TASK TO COMPLETE
What is the number of lines in the data that hold the string "true"? Reply with that number only.

Dataset excerpt
==*==
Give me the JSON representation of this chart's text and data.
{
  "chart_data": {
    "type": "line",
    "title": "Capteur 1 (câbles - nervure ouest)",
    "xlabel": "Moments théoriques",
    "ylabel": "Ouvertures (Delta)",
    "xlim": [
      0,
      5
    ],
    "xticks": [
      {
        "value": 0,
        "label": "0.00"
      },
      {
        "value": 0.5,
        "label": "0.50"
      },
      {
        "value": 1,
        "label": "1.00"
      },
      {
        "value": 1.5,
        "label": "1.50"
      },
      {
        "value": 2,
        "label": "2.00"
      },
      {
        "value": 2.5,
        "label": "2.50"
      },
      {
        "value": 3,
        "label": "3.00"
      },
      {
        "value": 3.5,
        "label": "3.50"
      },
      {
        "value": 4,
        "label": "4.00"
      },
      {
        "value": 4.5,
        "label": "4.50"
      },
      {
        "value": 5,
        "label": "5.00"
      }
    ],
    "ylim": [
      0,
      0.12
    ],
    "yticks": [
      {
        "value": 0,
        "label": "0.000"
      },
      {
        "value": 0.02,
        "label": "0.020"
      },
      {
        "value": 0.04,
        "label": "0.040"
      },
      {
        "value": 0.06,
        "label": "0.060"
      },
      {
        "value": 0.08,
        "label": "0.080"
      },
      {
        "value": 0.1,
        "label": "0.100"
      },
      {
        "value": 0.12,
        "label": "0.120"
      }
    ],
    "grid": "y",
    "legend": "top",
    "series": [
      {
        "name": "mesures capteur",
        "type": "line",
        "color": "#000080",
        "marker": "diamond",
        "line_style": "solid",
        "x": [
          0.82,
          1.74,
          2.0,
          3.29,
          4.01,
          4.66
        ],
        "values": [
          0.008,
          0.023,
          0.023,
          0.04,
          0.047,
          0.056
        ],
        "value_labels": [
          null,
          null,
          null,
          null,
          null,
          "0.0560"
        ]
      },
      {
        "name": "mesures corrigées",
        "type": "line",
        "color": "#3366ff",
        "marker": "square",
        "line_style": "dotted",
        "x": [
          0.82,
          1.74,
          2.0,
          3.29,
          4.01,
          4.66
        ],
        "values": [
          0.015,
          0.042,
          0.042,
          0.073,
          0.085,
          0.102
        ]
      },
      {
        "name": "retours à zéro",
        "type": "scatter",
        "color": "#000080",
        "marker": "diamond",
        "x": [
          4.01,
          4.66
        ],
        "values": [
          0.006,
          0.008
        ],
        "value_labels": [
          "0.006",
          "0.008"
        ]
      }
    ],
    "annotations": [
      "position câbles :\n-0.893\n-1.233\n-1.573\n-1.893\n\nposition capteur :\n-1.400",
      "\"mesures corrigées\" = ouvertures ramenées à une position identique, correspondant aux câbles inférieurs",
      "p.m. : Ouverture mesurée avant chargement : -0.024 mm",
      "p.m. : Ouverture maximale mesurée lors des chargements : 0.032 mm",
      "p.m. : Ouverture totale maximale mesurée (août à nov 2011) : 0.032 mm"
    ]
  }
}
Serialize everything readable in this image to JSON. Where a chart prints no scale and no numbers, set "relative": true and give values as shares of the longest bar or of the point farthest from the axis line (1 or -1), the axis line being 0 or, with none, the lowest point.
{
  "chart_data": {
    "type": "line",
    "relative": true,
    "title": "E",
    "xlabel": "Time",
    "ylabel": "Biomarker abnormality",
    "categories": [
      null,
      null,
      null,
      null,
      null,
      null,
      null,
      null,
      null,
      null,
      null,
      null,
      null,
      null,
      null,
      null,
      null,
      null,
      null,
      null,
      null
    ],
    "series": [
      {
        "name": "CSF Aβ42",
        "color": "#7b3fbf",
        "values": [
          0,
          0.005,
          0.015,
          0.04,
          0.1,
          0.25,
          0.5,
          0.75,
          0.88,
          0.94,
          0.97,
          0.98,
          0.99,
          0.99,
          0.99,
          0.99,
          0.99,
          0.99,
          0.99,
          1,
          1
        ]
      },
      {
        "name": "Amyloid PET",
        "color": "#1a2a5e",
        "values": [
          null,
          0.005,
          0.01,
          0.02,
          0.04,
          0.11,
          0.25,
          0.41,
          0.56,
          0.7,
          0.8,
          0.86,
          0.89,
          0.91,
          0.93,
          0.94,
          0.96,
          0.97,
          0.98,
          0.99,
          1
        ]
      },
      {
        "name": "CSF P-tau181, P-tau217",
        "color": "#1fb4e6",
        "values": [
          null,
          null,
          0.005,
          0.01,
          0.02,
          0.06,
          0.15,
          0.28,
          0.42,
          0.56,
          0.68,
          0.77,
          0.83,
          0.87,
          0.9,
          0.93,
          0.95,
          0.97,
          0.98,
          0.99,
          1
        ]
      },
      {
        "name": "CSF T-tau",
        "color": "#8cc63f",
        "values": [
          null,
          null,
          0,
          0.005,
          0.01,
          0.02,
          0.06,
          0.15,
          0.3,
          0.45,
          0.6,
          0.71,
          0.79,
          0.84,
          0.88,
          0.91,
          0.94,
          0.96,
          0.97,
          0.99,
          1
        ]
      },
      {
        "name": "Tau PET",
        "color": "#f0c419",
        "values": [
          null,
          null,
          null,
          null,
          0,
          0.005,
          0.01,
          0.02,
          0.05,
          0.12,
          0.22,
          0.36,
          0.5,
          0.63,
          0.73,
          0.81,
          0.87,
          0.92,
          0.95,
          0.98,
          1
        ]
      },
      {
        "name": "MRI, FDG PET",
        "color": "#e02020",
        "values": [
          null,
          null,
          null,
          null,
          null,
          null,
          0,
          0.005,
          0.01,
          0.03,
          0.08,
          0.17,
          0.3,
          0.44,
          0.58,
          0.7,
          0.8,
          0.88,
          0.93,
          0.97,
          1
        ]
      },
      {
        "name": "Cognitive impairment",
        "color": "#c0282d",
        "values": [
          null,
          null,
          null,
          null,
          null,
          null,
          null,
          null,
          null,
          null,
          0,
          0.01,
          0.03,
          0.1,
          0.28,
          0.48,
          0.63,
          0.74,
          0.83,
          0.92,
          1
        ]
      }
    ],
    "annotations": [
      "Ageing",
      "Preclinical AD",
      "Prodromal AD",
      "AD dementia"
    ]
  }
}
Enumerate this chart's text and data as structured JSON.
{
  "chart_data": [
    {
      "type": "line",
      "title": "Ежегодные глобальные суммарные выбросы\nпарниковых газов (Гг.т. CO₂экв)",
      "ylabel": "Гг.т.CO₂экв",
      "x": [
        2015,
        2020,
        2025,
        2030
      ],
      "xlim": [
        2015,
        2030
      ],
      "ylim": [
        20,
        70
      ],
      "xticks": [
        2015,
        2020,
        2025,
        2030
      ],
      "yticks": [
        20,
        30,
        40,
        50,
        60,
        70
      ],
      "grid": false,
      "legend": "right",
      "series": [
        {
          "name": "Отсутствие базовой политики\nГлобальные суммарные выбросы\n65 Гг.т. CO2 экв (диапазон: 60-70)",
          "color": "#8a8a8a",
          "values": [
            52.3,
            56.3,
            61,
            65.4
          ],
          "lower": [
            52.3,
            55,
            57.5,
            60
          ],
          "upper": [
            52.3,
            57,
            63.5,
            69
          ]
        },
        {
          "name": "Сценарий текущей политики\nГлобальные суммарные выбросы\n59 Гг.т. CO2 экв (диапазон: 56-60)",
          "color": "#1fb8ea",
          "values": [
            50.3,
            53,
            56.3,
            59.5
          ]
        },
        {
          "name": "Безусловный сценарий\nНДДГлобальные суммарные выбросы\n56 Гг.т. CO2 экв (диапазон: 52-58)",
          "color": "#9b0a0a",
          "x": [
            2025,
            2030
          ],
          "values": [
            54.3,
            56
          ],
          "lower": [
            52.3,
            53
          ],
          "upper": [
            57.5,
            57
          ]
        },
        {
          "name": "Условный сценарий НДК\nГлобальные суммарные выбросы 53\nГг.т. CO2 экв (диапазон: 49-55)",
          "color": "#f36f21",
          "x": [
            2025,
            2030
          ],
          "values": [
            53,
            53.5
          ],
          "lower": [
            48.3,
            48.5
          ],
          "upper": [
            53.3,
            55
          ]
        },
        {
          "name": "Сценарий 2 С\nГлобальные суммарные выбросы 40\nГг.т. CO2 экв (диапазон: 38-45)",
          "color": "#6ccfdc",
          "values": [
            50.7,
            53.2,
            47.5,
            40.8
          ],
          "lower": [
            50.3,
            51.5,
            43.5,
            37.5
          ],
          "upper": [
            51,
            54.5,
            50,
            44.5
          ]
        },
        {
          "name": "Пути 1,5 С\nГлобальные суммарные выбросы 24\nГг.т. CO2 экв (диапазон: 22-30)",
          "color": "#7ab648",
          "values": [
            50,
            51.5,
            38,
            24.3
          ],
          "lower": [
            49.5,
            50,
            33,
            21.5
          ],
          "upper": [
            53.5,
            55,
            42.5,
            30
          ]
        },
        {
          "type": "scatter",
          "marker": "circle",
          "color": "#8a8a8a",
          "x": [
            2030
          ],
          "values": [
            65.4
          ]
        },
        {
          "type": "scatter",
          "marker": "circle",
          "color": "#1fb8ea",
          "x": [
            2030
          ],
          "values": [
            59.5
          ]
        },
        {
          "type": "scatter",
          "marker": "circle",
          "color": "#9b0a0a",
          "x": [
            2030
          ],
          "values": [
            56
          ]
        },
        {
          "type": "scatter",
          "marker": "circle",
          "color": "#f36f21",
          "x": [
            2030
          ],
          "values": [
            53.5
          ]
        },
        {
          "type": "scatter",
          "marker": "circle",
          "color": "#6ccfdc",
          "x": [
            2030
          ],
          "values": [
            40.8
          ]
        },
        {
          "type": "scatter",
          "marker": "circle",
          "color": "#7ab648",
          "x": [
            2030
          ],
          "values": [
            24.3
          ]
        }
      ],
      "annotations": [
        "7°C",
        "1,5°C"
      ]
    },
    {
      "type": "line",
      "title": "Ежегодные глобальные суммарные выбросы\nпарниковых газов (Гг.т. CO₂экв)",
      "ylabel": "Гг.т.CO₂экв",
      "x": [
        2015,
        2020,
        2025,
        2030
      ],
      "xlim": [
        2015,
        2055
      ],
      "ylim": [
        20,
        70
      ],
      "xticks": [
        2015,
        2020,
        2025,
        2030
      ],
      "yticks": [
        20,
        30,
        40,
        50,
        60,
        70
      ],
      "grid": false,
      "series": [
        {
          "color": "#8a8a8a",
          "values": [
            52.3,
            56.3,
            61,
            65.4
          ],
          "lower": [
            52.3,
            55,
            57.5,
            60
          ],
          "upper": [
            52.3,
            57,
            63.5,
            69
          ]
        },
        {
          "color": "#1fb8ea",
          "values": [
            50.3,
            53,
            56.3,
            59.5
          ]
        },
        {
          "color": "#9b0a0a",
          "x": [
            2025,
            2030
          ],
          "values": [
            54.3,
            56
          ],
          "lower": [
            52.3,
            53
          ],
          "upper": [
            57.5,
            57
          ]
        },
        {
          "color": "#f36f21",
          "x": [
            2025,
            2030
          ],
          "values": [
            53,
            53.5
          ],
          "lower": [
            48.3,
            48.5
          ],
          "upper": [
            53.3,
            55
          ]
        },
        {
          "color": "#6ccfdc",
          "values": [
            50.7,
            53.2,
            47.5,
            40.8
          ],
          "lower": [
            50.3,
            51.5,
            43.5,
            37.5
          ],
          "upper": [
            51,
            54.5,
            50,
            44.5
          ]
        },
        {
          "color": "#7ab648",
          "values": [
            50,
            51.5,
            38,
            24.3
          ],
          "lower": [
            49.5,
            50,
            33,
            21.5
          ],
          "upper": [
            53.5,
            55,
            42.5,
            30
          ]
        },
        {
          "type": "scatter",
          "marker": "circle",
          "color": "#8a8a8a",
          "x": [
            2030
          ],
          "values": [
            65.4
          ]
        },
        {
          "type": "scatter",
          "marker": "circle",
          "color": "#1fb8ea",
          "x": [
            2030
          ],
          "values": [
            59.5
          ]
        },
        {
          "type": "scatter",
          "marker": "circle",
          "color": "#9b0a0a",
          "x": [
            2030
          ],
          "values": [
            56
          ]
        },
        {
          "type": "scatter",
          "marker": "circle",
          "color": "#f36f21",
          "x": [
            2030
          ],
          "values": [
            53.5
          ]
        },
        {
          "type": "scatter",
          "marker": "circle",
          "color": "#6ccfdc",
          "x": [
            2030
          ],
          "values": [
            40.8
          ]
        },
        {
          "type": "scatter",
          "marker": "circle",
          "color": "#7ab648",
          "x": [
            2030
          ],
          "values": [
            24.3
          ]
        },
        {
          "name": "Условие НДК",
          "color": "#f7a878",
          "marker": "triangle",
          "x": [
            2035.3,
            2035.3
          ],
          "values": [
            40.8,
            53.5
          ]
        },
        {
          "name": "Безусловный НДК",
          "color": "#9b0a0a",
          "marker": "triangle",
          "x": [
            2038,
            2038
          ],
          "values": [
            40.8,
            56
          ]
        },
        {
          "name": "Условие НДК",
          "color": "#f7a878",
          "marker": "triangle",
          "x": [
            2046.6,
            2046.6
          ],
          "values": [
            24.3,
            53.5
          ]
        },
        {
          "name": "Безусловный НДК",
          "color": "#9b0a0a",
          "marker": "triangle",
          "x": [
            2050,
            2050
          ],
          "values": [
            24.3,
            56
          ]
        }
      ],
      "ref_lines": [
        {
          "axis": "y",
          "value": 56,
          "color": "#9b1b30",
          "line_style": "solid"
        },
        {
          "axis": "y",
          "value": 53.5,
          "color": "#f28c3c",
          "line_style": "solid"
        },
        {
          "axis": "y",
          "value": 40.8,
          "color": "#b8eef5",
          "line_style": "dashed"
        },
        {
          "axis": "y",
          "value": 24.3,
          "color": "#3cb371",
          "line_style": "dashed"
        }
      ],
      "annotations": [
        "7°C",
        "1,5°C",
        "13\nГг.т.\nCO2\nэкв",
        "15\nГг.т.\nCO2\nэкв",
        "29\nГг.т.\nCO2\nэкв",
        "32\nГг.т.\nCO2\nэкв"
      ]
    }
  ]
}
==*==
EXERCISE RESULT
2